→ **WORK TO DO**:
Would you write out the entries below, every one of them, exactly?

→ **DATASET ENTRIES**:
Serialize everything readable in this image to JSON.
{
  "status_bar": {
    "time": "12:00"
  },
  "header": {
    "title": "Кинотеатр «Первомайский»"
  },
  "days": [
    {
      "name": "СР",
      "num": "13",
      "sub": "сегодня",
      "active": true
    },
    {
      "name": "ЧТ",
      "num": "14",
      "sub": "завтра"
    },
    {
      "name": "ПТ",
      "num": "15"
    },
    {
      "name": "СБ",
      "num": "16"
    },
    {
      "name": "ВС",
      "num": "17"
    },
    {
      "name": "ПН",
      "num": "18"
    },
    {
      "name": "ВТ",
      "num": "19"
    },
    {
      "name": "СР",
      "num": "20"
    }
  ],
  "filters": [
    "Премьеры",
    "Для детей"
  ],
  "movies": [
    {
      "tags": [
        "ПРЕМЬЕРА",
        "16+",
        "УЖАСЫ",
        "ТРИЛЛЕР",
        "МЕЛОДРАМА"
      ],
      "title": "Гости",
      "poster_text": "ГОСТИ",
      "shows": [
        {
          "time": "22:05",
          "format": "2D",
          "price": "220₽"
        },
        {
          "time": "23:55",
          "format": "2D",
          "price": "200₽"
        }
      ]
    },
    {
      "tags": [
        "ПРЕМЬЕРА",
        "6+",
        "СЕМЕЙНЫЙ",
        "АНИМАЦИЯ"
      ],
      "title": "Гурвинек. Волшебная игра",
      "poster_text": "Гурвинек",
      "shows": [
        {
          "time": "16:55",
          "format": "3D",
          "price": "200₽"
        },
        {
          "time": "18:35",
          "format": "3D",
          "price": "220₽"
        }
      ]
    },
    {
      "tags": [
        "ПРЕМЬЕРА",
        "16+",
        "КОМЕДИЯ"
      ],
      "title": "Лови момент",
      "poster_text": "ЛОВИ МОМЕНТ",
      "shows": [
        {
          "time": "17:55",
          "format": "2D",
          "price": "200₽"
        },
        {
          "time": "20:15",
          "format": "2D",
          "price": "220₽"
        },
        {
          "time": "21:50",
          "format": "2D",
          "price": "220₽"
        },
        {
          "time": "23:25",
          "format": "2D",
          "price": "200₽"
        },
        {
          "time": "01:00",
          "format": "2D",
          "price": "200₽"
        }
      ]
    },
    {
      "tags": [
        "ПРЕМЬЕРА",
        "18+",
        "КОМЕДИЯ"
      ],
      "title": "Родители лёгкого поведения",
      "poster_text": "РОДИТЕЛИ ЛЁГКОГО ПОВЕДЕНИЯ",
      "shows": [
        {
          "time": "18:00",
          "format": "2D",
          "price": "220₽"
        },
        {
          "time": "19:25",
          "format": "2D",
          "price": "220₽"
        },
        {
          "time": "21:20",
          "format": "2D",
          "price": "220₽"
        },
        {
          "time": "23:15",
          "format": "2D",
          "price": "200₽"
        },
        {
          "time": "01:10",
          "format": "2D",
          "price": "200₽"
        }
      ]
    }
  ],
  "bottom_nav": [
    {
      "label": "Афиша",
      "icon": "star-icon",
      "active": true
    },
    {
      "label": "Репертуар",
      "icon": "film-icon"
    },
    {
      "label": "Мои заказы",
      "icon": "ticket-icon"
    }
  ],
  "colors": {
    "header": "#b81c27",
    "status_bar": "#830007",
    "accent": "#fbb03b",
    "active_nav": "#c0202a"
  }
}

→ **OUTPUT OF THE TASK**:
Serialize everything readable in this image to JSON.
{
  "status_bar": {
    "time": "12:00"
  },
  "header": {
    "title": "Кинотеатр «Первомайский»"
  },
  "days": [
    {
      "name": "СР",
      "num": "13",
      "sub": "сегодня",
      "active": true
    },
    {
      "name": "ЧТ",
      "num": "14",
      "sub": "завтра"
    },
    {
      "name": "ПТ",
      "num": "15"
    },
    {
      "name": "СБ",
      "num": "16"
    },
    {
      "name": "ВС",
      "num": "17"
    },
    {
      "name": "ПН",
      "num": "18"
    },
    {
      "name": "ВТ",
      "num": "19"
    },
    {
      "name": "СР",
      "num": "20"
    }
  ],
  "filters": [
    "Премьеры",
    "Для детей"
  ],
  "movies": [
    {
      "tags": [
        "ПРЕМЬЕРА",
        "16+",
        "УЖАСЫ",
        "ТРИЛЛЕР",
        "МЕЛОДРАМА"
      ],
      "title": "Гости",
      "poster_text": "ГОСТИ",
      "shows": [
        {
          "time": "22:05",
          "format": "2D",
          "price": "220₽"
        },
        {
          "time": "23:55",
          "format": "2D",
          "price": "200₽"
        }
      ]
    },
    {
      "tags": [
        "ПРЕМЬЕРА",
        "6+",
        "СЕМЕЙНЫЙ",
        "АНИМАЦИЯ"
      ],
      "title": "Гурвинек. Волшебная игра",
      "poster_text": "Гурвинек",
      "shows": [
        {
          "time": "16:55",
          "format": "3D",
          "price": "200₽"
        },
        {
          "time": "18:35",
          "format": "3D",
          "price": "220₽"
        }
      ]
    },
    {
      "tags": [
        "ПРЕМЬЕРА",
        "16+",
        "КОМЕДИЯ"
      ],
      "title": "Лови момент",
      "poster_text": "ЛОВИ МОМЕНТ",
      "shows": [
        {
          "time": "17:55",
          "format": "2D",
          "price": "200₽"
        },
        {
          "time": "20:15",
          "format": "2D",
          "price": "220₽"
        },
        {
          "time": "21:50",
          "format": "2D",
          "price": "220₽"
        },
        {
          "time": "23:25",
          "format": "2D",
          "price": "200₽"
        },
        {
          "time": "01:00",
          "format": "2D",
          "price": "200₽"
        }
      ]
    },
    {
      "tags": [
        "ПРЕМЬЕРА",
        "18+",
        "КОМЕДИЯ"
      ],
      "title": "Родители лёгкого поведения",
      "poster_text": "РОДИТЕЛИ ЛЁГКОГО ПОВЕДЕНИЯ",
      "shows": [
        {
          "time": "18:00",
          "format": "2D",
          "price": "220₽"
        },
        {
          "time": "19:25",
          "format": "2D",
          "price": "220₽"
        },
        {
          "time": "21:20",
          "format": "2D",
          "price": "220₽"
        },
        {
          "time": "23:15",
          "format": "2D",
          "price": "200₽"
        },
        {
          "time": "01:10",
          "format": "2D",
          "price": "200₽"
        }
      ]
    }
  ],
  "bottom_nav": [
    {
      "label": "Афиша",
      "icon": "star-icon",
      "active": true
    },
    {
      "label": "Репертуар",
      "icon": "film-icon"
    },
    {
      "label": "Мои заказы",
      "icon": "ticket-icon"
    }
  ],
  "colors": {
    "header": "#b81c27",
    "status_bar": "#830007",
    "accent": "#fbb03b",
    "active_nav": "#c0202a"
  }
}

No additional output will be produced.